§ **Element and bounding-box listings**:
——

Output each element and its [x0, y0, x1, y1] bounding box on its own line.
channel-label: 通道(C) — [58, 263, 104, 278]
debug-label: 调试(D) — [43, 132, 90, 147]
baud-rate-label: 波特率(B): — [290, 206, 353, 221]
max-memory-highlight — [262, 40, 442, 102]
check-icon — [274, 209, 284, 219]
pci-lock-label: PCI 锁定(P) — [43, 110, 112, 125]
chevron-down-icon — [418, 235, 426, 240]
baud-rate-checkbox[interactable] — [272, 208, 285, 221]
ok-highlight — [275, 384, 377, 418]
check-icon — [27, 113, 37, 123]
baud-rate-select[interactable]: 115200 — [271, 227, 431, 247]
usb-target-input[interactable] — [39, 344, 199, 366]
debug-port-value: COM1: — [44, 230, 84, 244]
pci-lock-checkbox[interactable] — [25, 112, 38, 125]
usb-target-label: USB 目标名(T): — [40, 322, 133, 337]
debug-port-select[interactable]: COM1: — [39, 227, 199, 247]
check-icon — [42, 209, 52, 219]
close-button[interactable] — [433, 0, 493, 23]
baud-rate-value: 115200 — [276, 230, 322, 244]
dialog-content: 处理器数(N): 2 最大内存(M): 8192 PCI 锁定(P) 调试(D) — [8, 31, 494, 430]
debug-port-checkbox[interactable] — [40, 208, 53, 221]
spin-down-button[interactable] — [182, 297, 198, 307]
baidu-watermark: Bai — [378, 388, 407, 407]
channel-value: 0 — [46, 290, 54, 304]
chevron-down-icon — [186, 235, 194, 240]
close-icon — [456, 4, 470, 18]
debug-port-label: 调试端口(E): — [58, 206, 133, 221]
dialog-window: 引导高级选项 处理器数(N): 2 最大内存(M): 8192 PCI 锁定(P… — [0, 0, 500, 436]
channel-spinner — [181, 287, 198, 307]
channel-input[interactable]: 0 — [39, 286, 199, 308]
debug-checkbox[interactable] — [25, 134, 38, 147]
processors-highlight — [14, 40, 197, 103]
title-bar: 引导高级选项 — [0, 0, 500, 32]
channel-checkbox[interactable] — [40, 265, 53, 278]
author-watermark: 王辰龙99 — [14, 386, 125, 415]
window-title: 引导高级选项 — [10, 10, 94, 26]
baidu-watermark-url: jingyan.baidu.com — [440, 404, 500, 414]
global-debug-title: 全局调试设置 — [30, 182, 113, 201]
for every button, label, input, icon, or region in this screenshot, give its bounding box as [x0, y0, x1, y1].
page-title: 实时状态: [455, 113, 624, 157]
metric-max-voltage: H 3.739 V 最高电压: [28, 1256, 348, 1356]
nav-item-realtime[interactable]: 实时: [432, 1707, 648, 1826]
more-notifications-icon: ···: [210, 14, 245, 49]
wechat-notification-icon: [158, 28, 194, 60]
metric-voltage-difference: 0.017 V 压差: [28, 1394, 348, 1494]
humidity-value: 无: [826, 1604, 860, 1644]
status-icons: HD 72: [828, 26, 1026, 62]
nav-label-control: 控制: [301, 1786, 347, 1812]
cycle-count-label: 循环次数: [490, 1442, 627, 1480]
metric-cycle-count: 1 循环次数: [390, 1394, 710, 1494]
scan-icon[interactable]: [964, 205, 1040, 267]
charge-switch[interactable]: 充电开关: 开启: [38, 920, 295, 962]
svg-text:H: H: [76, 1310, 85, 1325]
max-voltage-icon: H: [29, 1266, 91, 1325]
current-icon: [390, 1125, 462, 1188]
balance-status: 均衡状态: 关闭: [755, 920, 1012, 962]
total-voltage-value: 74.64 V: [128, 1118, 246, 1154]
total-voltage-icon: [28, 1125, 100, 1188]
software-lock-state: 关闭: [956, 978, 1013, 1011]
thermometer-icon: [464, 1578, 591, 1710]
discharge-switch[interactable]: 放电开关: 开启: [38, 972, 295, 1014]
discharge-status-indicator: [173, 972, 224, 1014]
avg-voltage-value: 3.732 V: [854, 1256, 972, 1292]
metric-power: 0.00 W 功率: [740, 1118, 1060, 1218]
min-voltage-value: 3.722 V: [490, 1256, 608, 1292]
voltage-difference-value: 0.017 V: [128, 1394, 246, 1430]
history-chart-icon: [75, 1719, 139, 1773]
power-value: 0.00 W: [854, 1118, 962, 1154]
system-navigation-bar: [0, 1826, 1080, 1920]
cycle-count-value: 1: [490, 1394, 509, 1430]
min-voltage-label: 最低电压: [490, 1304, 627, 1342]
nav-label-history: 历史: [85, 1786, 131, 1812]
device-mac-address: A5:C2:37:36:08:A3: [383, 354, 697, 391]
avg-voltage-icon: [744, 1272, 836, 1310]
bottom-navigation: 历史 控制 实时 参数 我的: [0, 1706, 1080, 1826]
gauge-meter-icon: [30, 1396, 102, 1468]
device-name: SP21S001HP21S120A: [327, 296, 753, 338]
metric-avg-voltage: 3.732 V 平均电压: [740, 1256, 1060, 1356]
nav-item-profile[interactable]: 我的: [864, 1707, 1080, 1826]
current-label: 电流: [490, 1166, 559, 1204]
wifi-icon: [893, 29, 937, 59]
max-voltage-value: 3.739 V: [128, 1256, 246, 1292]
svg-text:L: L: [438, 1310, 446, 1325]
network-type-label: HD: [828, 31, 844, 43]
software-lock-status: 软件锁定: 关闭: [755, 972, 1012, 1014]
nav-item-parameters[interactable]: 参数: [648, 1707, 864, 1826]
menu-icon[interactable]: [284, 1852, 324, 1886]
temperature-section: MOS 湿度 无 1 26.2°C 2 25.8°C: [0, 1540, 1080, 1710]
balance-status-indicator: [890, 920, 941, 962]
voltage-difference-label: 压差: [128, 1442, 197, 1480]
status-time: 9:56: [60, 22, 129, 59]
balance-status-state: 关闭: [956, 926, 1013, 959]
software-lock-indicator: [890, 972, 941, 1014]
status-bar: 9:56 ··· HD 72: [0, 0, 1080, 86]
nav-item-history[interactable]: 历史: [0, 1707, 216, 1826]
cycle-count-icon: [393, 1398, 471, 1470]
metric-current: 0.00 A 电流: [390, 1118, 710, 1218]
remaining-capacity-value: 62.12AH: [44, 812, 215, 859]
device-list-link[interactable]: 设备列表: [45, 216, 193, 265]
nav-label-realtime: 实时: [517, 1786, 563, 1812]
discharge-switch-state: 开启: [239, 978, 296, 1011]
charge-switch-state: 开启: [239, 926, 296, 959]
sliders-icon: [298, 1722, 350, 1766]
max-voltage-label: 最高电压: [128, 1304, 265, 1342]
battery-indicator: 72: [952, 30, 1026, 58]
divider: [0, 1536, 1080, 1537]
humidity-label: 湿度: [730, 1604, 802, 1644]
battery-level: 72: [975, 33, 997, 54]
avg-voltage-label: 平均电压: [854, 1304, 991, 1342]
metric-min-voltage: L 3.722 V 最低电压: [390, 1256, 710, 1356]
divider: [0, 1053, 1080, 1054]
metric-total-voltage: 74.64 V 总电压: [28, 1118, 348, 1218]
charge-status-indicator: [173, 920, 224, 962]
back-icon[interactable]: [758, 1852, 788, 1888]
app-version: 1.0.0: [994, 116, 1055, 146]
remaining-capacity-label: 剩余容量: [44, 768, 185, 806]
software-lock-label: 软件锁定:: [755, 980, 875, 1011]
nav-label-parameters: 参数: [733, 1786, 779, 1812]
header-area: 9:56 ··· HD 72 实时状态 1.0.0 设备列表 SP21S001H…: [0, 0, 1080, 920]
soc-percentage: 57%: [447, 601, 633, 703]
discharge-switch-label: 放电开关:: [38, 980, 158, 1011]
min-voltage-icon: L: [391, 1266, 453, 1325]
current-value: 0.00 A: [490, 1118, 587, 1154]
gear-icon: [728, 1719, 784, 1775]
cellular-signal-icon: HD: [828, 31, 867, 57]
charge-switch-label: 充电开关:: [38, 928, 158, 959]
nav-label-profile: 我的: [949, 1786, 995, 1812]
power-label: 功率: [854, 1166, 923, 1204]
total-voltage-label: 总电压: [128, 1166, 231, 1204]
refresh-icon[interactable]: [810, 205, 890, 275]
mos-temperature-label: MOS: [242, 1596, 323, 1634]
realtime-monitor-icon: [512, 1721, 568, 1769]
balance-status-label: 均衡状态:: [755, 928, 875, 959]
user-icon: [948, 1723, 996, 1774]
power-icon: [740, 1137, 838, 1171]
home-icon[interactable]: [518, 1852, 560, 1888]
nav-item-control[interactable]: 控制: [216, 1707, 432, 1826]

——

§ **TASK DESCRIPTION**: Starting at the first line of the listing and stopping after the line that contains "max-memory-highlight — [262, 40, 442, 102]", format those lines as a Markdown table with the columns Row and Line, leaving out any blank lines.

§ **ANSWER TO THE EXERCISE**:
| Row | Line |
|---|---|
| 1 | Output each element and its [x0, y0, x1, y1] bounding box on its own line. |
| 2 | channel-label: 通道(C) — [58, 263, 104, 278] |
| 3 | debug-label: 调试(D) — [43, 132, 90, 147] |
| 4 | baud-rate-label: 波特率(B): — [290, 206, 353, 221] |
| 5 | max-memory-highlight — [262, 40, 442, 102] |